» PROVIDED ENTRIES
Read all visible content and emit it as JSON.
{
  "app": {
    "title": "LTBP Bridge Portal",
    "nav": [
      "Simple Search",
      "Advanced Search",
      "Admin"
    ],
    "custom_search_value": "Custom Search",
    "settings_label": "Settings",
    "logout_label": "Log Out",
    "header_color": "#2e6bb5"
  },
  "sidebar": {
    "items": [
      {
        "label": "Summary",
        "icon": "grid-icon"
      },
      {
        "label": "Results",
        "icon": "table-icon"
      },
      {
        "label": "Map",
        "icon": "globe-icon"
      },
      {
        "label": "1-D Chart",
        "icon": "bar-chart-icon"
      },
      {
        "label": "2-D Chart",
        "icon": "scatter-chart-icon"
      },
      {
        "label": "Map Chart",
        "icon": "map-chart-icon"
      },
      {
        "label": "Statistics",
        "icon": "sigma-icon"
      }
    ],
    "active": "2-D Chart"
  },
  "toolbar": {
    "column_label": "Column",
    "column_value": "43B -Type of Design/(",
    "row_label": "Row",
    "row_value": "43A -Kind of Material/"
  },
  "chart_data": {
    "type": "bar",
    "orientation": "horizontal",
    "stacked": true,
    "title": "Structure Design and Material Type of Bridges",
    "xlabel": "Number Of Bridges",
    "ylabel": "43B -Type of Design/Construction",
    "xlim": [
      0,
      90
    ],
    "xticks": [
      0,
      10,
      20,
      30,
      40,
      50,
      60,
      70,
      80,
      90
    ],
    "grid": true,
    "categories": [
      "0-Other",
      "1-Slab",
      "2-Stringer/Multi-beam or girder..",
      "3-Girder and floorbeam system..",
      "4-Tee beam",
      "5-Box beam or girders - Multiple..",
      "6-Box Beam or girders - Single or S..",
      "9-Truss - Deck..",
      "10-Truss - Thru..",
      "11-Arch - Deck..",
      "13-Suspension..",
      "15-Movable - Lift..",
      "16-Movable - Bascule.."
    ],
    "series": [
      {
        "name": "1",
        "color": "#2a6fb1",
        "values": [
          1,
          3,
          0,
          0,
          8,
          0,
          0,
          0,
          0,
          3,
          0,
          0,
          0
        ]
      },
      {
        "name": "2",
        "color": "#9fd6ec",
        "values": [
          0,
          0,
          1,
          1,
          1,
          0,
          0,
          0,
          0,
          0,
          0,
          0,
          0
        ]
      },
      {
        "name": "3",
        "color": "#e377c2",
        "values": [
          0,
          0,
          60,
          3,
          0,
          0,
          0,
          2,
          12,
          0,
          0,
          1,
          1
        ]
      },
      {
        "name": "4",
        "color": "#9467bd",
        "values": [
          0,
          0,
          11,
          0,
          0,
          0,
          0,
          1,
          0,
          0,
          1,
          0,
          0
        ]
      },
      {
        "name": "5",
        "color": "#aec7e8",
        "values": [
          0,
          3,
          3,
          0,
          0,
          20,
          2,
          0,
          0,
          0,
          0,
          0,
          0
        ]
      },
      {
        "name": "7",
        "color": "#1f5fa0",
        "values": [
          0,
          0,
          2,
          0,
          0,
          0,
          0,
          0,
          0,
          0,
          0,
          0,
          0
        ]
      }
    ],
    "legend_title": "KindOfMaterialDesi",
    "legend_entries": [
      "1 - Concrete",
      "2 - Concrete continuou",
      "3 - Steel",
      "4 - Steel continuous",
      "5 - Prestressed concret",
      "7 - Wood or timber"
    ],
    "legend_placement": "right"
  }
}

» STATED EXERCISE
Identify the lines in the entries above that contain "icon", then copy them out.

» ANSWER IN FULL
        "icon": "grid-icon"
        "icon": "table-icon"
        "icon": "globe-icon"
        "icon": "bar-chart-icon"
        "icon": "scatter-chart-icon"
        "icon": "map-chart-icon"
        "icon": "sigma-icon"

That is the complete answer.